* BEGIN RECORDS TO USE *

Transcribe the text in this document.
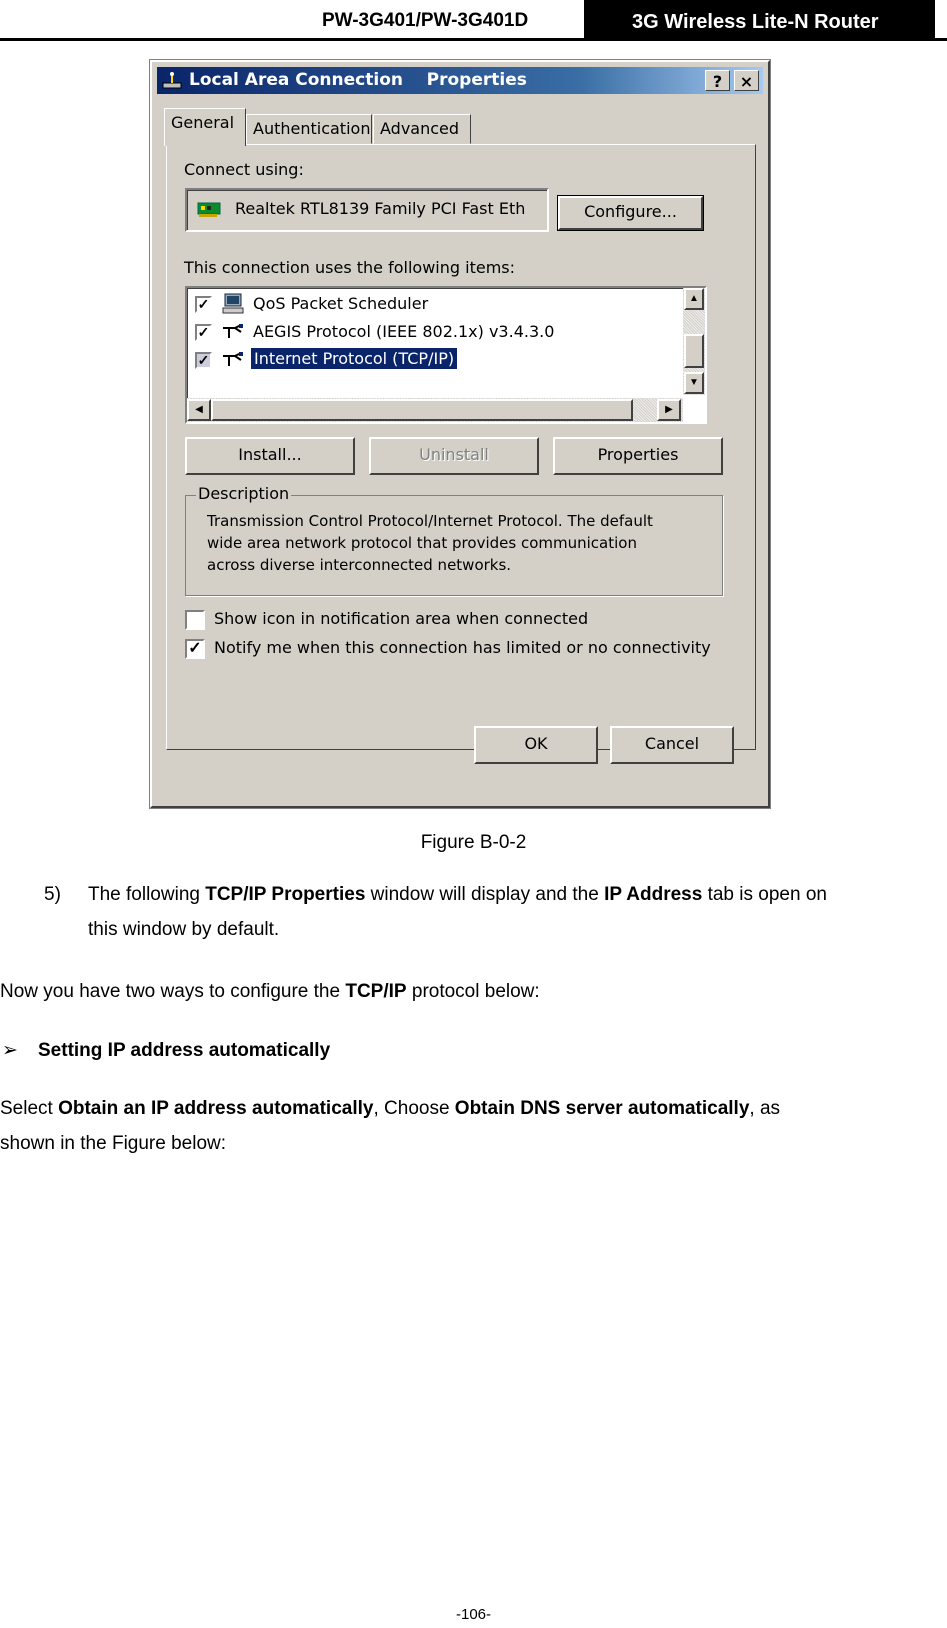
PW-3G401/PW-3G401D	3G Wireless Lite-N Router
Local Area Connection    Properties	?	×
General	Authentication Advanced
Connect using:
Realtek RTL8139 Family PCI Fast Eth	Configure...
This connection uses the following items:
✓	QoS Packet Scheduler
✓	AEGIS Protocol (IEEE 802.1x) v3.4.3.0
✓	Internet Protocol (TCP/IP)
▲
▼
◀	▶
Install...	Uninstall	Properties
Description
Transmission Control Protocol/Internet Protocol. The default
wide area network protocol that provides communication
across diverse interconnected networks.
Show icon in notification area when connected
✓ Notify me when this connection has limited or no connectivity
OK	Cancel
Figure B-0-2
5) The following TCP/IP Properties window will display and the IP Address tab is open on
this window by default.
Now you have two ways to configure the TCP/IP protocol below:
➢ Setting IP address automatically
Select Obtain an IP address automatically, Choose Obtain DNS server automatically, as
shown in the Figure below:
-106-
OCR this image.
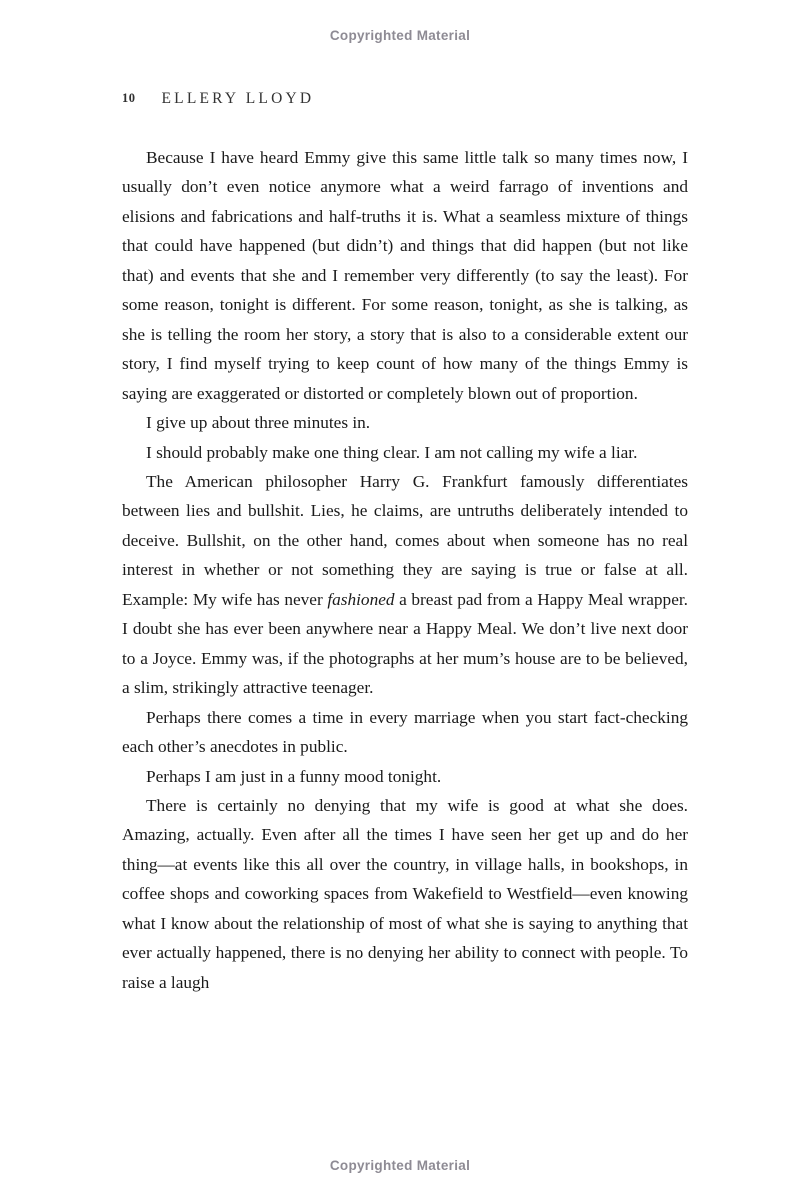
Copyrighted Material
10 ELLERY LLOYD

Because I have heard Emmy give this same little talk so many times now, I usually don’t even notice anymore what a weird farrago of inventions and elisions and fabrications and half-truths it is. What a seamless mixture of things that could have happened (but didn’t) and things that did happen (but not like that) and events that she and I remember very differently (to say the least). For some reason, tonight is different. For some reason, tonight, as she is talking, as she is telling the room her story, a story that is also to a considerable extent our story, I find myself trying to keep count of how many of the things Emmy is saying are exaggerated or distorted or completely blown out of proportion.

I give up about three minutes in.

I should probably make one thing clear. I am not calling my wife a liar.

The American philosopher Harry G. Frankfurt famously differentiates between lies and bullshit. Lies, he claims, are untruths deliberately intended to deceive. Bullshit, on the other hand, comes about when someone has no real interest in whether or not something they are saying is true or false at all. Example: My wife has never fashioned a breast pad from a Happy Meal wrapper. I doubt she has ever been anywhere near a Happy Meal. We don’t live next door to a Joyce. Emmy was, if the photographs at her mum’s house are to be believed, a slim, strikingly attractive teenager.

Perhaps there comes a time in every marriage when you start fact-checking each other’s anecdotes in public.

Perhaps I am just in a funny mood tonight.

There is certainly no denying that my wife is good at what she does. Amazing, actually. Even after all the times I have seen her get up and do her thing—at events like this all over the country, in village halls, in bookshops, in coffee shops and coworking spaces from Wakefield to Westfield—even knowing what I know about the relationship of most of what she is saying to anything that ever actually happened, there is no denying her ability to connect with people. To raise a laugh

Copyrighted Material
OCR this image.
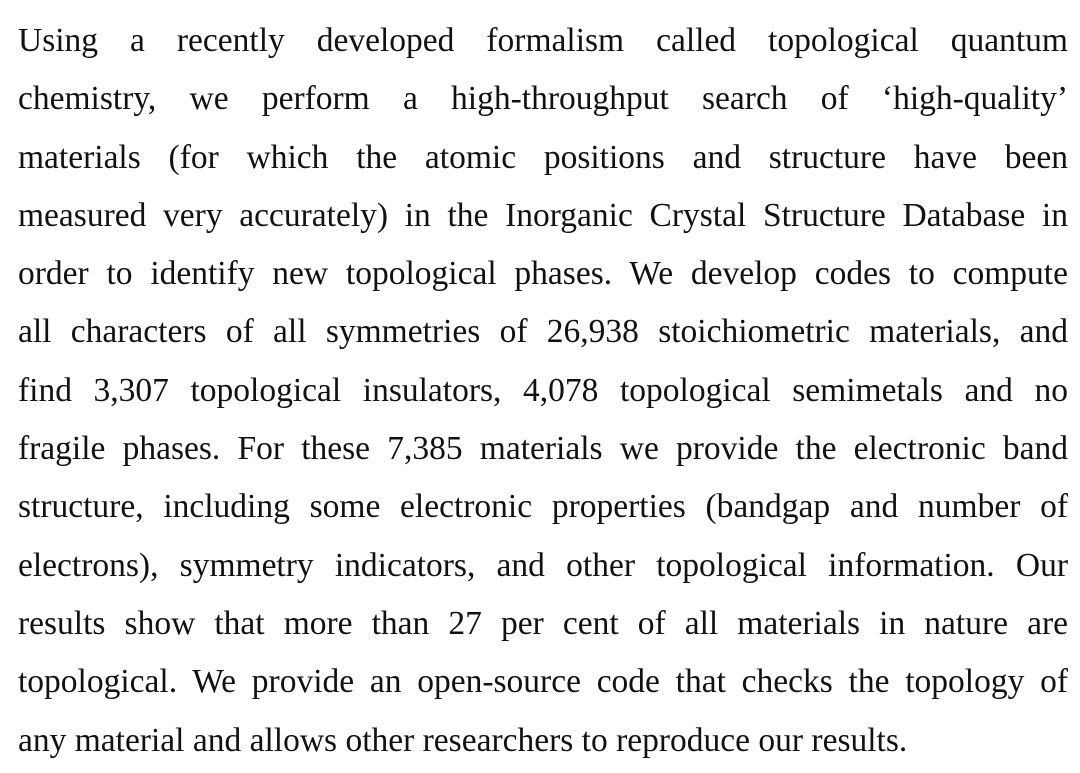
Using a recently developed formalism called topological quantum
chemistry, we perform a high-throughput search of ‘high-quality’
materials (for which the atomic positions and structure have been
measured very accurately) in the Inorganic Crystal Structure Database in
order to identify new topological phases. We develop codes to compute
all characters of all symmetries of 26,938 stoichiometric materials, and
find 3,307 topological insulators, 4,078 topological semimetals and no
fragile phases. For these 7,385 materials we provide the electronic band
structure, including some electronic properties (bandgap and number of
electrons), symmetry indicators, and other topological information. Our
results show that more than 27 per cent of all materials in nature are
topological. We provide an open-source code that checks the topology of
any material and allows other researchers to reproduce our results.
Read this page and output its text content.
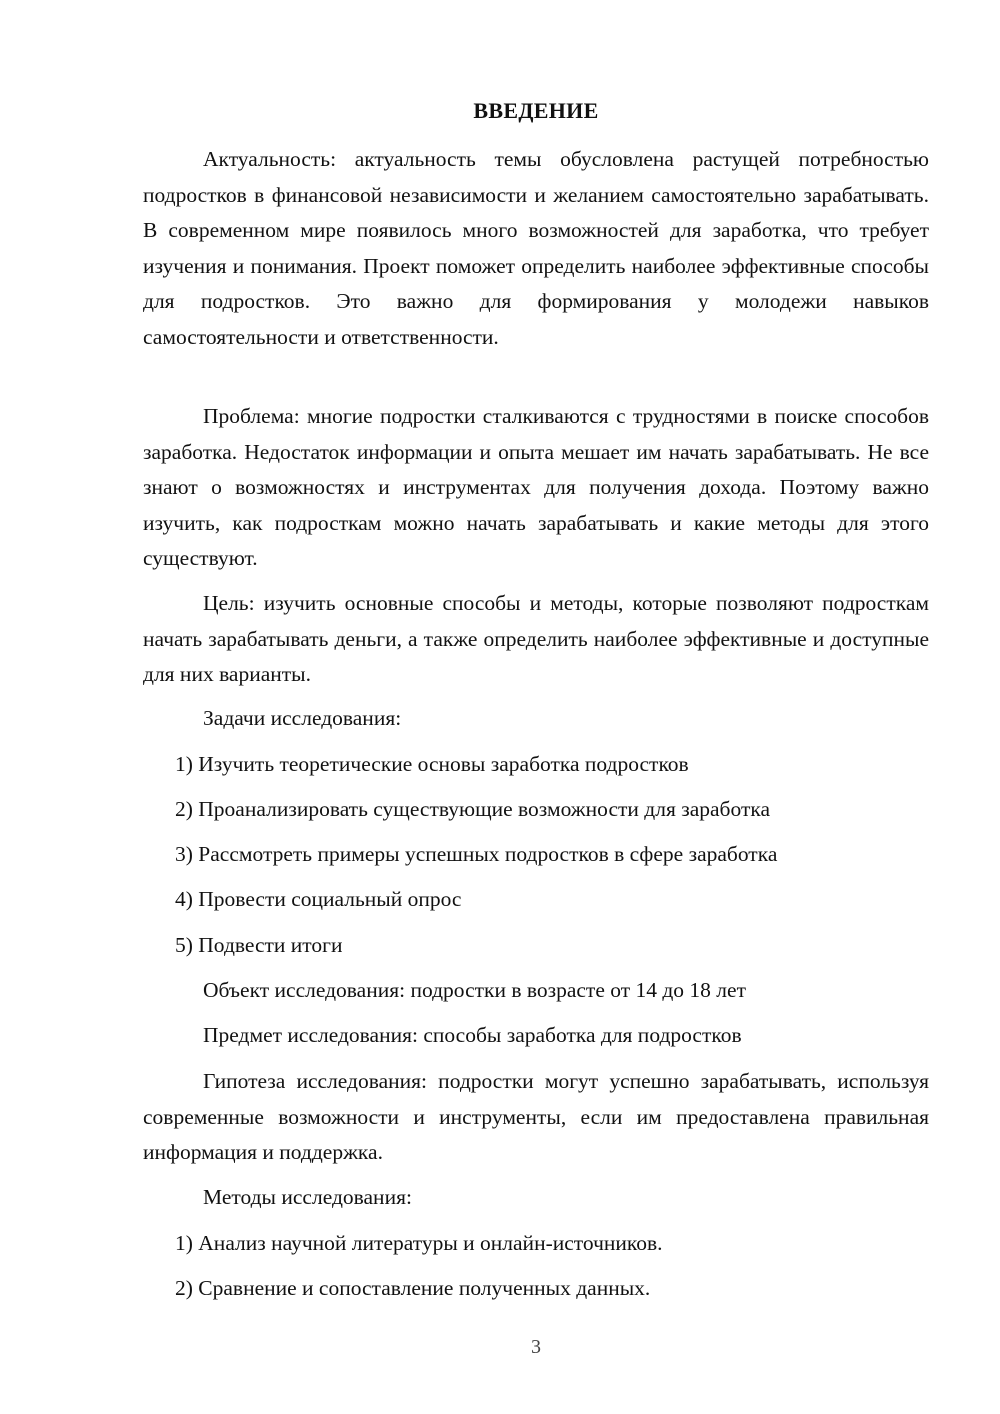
ВВЕДЕНИЕ

Актуальность: актуальность темы обусловлена растущей потребностью подростков в финансовой независимости и желанием самостоятельно зарабатывать. В современном мире появилось много возможностей для заработка, что требует изучения и понимания. Проект поможет определить наиболее эффективные способы для подростков. Это важно для формирования у молодежи навыков самостоятельности и ответственности.

Проблема: многие подростки сталкиваются с трудностями в поиске способов заработка. Недостаток информации и опыта мешает им начать зарабатывать. Не все знают о возможностях и инструментах для получения дохода. Поэтому важно изучить, как подросткам можно начать зарабатывать и какие методы для этого существуют.

Цель: изучить основные способы и методы, которые позволяют подросткам начать зарабатывать деньги, а также определить наиболее эффективные и доступные для них варианты.

Задачи исследования:

1) Изучить теоретические основы заработка подростков

2) Проанализировать существующие возможности для заработка

3) Рассмотреть примеры успешных подростков в сфере заработка

4) Провести социальный опрос

5) Подвести итоги

Объект исследования: подростки в возрасте от 14 до 18 лет

Предмет исследования: способы заработка для подростков

Гипотеза исследования: подростки могут успешно зарабатывать, используя современные возможности и инструменты, если им предоставлена правильная информация и поддержка.

Методы исследования:

1) Анализ научной литературы и онлайн-источников.

2) Сравнение и сопоставление полученных данных.

3
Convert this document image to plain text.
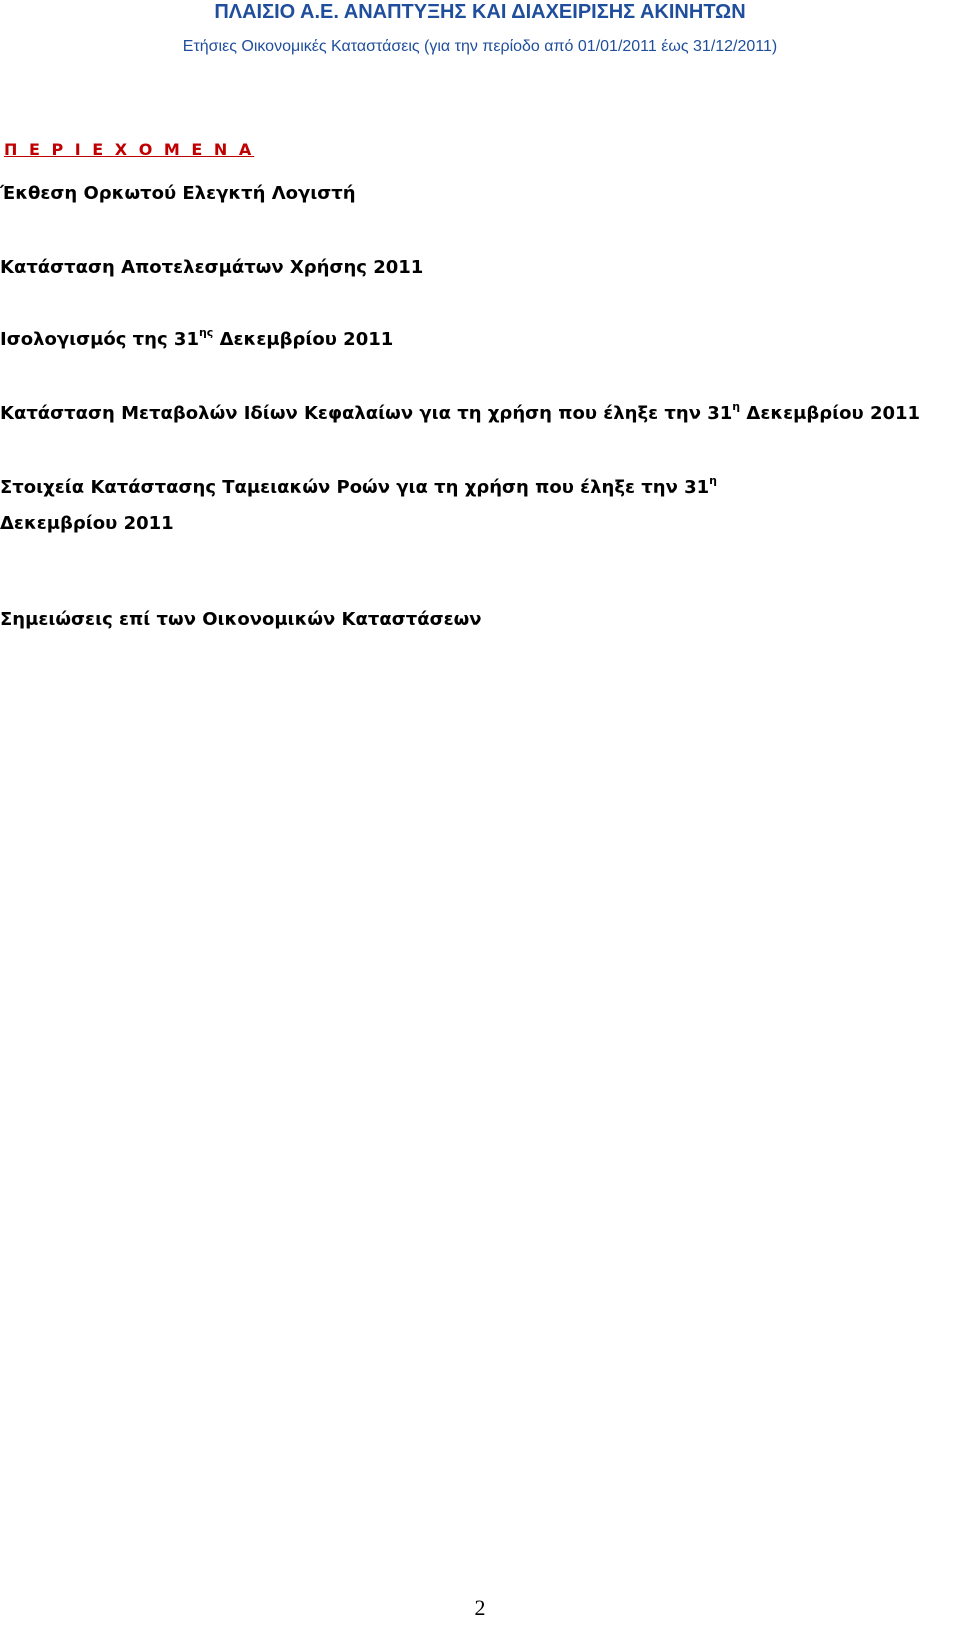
ΠΛΑΙΣΙΟ Α.Ε. ΑΝΑΠΤΥΞΗΣ ΚΑΙ ΔΙΑΧΕΙΡΙΣΗΣ ΑΚΙΝΗΤΩΝ
Ετήσιες Οικονομικές Καταστάσεις (για την περίοδο από 01/01/2011 έως 31/12/2011)
Π Ε Ρ Ι Ε Χ Ο Μ Ε Ν Α
Έκθεση Ορκωτού Ελεγκτή Λογιστή
Κατάσταση Αποτελεσμάτων Χρήσης 2011
Ισολογισμός της $31^{\eta\varsigma}$ Δεκεμβρίου 2011
Κατάσταση Μεταβολών Ιδίων Κεφαλαίων για τη χρήση που έληξε την $31^\eta$ Δεκεμβρίου 2011
Στοιχεία Κατάστασης Ταμειακών Ροών για τη χρήση που έληξε την $31^\eta$ Δεκεμβρίου 2011
Σημειώσεις επί των Οικονομικών Καταστάσεων
2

* END RECORDS TO USE *

§ GIVEN INSTRUCTION: The word "phases" appears in how many lines of the records? Give the number only.

§ REPLY: 2